* [What is required]:
Report how many lines contain "screenshot", with no other words.

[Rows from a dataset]
---
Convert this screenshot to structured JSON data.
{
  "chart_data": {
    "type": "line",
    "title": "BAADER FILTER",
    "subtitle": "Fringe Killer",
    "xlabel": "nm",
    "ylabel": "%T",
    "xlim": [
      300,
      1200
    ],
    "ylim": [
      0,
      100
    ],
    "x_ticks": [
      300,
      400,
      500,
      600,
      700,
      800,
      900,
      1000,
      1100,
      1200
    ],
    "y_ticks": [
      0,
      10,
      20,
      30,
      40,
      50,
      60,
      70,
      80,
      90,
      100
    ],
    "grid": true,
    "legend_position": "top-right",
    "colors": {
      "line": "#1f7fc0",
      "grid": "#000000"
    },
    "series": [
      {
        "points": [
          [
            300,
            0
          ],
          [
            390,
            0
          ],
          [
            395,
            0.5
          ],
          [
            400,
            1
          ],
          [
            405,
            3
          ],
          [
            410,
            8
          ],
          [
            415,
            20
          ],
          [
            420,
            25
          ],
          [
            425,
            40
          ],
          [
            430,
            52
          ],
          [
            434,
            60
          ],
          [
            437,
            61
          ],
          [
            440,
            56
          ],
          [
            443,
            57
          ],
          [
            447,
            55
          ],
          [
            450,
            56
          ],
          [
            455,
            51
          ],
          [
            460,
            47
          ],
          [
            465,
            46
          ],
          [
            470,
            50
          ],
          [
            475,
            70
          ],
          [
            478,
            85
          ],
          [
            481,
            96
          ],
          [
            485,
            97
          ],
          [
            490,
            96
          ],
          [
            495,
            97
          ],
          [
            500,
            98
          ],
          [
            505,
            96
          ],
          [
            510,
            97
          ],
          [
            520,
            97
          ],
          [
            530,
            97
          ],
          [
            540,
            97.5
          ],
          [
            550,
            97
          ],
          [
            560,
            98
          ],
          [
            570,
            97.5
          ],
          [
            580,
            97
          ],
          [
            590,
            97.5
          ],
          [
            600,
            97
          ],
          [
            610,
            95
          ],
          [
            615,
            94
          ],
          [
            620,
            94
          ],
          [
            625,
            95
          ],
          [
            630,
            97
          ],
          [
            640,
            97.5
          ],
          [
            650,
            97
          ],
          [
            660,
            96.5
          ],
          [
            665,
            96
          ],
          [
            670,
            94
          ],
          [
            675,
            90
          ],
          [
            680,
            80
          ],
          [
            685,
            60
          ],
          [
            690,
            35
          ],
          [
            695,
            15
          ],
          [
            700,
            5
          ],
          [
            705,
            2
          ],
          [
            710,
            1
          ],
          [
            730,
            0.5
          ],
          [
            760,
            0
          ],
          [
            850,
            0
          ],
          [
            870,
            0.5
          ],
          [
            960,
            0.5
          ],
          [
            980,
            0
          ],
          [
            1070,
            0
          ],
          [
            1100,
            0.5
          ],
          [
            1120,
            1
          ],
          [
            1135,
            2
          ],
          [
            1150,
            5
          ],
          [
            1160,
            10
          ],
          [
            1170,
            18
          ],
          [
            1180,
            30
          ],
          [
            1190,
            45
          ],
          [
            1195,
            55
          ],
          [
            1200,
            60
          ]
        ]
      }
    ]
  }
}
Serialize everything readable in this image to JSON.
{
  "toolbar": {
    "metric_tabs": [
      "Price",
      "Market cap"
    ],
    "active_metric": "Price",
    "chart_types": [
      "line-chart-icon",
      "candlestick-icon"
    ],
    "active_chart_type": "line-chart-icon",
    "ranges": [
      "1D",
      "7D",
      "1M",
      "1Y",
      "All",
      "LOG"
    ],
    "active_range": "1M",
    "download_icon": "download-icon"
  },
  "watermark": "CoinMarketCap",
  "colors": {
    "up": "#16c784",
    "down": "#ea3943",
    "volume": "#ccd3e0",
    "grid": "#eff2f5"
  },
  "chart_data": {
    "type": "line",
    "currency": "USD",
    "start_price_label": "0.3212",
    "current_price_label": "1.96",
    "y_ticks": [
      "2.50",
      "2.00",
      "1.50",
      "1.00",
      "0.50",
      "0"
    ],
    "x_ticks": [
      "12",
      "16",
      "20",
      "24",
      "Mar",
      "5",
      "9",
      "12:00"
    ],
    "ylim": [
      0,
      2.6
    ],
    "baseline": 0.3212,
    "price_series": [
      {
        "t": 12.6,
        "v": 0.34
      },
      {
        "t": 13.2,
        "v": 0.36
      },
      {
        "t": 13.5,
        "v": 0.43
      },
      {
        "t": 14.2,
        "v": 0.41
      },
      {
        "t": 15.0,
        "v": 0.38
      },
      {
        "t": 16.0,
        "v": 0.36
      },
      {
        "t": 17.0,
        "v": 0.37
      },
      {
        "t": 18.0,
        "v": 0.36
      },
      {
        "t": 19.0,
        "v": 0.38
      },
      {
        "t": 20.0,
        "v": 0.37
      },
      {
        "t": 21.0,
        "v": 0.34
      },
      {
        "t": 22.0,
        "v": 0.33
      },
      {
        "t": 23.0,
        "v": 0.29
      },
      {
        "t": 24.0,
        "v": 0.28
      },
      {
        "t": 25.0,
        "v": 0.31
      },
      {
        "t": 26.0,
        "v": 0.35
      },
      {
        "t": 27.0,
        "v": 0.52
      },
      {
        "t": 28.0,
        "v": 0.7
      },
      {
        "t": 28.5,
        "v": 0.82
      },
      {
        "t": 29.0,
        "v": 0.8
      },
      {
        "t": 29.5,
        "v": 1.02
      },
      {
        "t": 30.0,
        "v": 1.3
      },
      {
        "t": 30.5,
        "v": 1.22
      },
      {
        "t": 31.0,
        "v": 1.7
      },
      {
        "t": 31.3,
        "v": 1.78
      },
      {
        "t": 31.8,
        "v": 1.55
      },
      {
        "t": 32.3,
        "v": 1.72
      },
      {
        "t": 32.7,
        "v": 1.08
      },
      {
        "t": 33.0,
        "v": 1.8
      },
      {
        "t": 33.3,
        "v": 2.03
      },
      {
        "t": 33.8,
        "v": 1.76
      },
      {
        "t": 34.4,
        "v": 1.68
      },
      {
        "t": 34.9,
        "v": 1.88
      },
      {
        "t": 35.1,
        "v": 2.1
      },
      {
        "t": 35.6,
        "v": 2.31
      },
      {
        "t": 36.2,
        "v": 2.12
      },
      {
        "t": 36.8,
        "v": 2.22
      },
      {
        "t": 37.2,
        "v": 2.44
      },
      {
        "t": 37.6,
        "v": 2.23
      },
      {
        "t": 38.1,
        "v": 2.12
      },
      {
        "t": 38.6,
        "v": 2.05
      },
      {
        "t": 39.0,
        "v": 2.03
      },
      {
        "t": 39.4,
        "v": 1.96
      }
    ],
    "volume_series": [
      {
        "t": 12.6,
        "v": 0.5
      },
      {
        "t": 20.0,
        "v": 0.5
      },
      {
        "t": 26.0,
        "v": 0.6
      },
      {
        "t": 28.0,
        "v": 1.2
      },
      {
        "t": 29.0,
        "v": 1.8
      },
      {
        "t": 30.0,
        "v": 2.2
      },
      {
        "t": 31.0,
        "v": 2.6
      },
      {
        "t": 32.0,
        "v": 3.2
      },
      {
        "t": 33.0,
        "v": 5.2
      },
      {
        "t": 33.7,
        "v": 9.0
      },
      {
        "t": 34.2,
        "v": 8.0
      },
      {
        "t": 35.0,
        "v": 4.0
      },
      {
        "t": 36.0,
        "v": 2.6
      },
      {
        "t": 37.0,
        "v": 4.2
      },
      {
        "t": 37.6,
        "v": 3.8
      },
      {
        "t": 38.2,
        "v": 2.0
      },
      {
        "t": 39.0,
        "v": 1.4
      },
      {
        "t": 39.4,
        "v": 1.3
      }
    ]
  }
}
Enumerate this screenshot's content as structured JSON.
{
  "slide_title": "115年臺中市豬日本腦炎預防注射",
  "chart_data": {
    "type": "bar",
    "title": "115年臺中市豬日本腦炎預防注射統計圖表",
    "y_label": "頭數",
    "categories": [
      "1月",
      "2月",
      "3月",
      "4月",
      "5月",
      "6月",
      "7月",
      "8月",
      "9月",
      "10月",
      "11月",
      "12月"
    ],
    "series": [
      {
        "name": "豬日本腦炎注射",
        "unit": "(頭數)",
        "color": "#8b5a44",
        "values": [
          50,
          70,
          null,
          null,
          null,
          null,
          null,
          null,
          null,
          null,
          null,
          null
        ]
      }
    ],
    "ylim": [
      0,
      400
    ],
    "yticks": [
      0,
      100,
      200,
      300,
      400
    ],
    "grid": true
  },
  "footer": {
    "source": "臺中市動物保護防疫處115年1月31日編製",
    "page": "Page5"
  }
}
---
* [Written reply]:
2